Assignment:
Please answer these questions about the Longwood University protest article below, one line each:
1. What was the protest called?
2. In which building did the BSA open its chapter room for poster-making?
3. How long did the demonstrators' event last?

Passage to read:
BEGIN
Within 48 hours of the country electing Donald Trump as the 45th president of the United States, Longwood University students mobilized and organized a peaceful protest called RemainStrong.

On Thursday, several campus organizations, including the Black Student Association (BSA), Longwood College Democrats, Hispanic Latino Association (HLA), Longwood College Libertarians, P.R.I.D.E. and the Student Diversity and Inclusion Council (SDIC) participated in the peace rally.

“Yesterday, in Curry (Hall), we opened our chapter room to have people write posters, and I had people coming in all day talking about reasons they felt so strongly … It made me tear up, it made me angry and it was just so many people from different backgrounds and different cultures,” BSA President Deja Mills said. “It was so many of us that felt like this impacted us, and we just reached out to so many different people.”

HALLE PARKER | ROTUNDA The demonstrators organized a #MannequinChallenge scene during their hour-and-a-half long event.
END
Dataset extract:
BEGIN
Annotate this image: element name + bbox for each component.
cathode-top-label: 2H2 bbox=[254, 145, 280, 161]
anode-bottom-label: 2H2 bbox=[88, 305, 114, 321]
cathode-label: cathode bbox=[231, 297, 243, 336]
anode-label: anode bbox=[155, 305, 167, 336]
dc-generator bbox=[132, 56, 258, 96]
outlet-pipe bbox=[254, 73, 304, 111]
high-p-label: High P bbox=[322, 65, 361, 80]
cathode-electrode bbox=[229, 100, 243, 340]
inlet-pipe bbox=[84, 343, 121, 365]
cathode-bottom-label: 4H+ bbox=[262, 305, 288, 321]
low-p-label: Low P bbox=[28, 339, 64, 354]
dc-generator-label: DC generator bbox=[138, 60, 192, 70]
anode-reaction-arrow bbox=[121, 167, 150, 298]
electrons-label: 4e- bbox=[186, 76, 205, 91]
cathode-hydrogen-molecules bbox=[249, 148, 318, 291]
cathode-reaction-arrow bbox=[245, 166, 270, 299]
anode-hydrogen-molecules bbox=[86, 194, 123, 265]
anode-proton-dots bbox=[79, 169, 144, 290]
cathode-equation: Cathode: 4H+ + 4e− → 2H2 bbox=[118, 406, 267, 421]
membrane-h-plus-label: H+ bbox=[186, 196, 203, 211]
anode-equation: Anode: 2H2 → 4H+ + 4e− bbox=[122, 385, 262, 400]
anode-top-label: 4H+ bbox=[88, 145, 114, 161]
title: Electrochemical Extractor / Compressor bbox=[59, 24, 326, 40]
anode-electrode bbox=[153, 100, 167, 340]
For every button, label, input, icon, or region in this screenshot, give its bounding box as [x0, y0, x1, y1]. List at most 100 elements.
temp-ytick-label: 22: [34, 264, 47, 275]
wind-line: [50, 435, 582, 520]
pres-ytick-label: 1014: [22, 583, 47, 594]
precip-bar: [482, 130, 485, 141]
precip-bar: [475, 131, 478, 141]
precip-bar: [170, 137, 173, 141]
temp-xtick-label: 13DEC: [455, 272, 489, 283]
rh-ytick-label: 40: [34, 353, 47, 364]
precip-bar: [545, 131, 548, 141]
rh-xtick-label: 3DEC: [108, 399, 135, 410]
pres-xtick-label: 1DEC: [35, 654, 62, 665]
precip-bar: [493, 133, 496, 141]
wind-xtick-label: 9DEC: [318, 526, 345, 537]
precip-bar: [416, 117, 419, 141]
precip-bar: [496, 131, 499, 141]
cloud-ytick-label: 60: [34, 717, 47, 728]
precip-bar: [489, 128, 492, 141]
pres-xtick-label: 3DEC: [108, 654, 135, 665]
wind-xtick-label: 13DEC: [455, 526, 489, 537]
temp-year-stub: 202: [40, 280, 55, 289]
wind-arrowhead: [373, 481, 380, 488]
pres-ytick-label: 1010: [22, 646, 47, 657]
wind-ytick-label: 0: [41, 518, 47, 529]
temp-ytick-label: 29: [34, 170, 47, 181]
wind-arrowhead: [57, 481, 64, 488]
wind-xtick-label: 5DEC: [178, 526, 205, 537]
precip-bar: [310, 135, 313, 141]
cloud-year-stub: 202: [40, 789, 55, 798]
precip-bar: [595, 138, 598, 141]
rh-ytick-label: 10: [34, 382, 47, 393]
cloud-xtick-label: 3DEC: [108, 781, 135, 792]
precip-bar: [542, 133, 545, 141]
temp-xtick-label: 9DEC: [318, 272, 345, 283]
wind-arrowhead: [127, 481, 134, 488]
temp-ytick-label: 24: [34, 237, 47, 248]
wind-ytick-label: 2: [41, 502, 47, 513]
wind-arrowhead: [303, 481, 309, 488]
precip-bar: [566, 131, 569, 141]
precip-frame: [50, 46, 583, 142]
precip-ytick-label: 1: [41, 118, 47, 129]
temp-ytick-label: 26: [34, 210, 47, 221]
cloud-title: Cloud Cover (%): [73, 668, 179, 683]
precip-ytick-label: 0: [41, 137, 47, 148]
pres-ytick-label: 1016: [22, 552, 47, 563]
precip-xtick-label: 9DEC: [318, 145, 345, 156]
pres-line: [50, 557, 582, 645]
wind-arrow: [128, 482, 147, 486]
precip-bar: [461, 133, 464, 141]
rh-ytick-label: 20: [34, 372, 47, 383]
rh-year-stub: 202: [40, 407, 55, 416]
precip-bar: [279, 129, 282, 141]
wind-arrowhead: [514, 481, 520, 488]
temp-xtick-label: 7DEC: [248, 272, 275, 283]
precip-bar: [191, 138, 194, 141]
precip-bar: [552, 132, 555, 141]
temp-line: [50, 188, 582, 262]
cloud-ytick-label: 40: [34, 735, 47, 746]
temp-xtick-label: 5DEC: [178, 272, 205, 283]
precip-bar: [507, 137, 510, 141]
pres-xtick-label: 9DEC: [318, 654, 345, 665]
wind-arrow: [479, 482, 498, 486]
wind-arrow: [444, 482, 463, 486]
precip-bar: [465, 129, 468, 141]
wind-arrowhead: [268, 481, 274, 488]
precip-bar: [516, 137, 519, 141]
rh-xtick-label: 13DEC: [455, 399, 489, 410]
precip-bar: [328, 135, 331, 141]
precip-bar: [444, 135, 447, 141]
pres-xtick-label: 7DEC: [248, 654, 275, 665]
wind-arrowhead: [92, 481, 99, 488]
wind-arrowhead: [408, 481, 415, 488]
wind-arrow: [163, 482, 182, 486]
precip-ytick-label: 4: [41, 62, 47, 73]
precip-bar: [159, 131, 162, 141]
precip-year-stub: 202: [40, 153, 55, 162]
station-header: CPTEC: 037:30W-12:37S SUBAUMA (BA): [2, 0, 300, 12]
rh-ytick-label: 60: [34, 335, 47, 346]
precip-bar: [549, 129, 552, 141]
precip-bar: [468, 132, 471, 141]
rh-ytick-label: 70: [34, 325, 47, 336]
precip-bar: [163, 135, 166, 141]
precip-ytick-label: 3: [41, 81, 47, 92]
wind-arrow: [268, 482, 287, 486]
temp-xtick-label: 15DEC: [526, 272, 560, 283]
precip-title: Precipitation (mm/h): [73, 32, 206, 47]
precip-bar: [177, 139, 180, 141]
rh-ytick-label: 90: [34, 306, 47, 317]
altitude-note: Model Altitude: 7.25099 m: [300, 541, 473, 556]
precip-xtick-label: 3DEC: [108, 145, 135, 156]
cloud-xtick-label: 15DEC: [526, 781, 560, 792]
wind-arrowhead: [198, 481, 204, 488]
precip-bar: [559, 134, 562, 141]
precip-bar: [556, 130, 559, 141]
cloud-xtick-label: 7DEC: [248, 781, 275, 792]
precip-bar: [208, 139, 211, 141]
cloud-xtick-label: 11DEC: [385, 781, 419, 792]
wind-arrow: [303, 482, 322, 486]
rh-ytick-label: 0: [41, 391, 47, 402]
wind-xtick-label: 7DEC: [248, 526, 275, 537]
END
Result for this exercise:
1. RemainStrong
2. Curry Hall
3. An hour and a half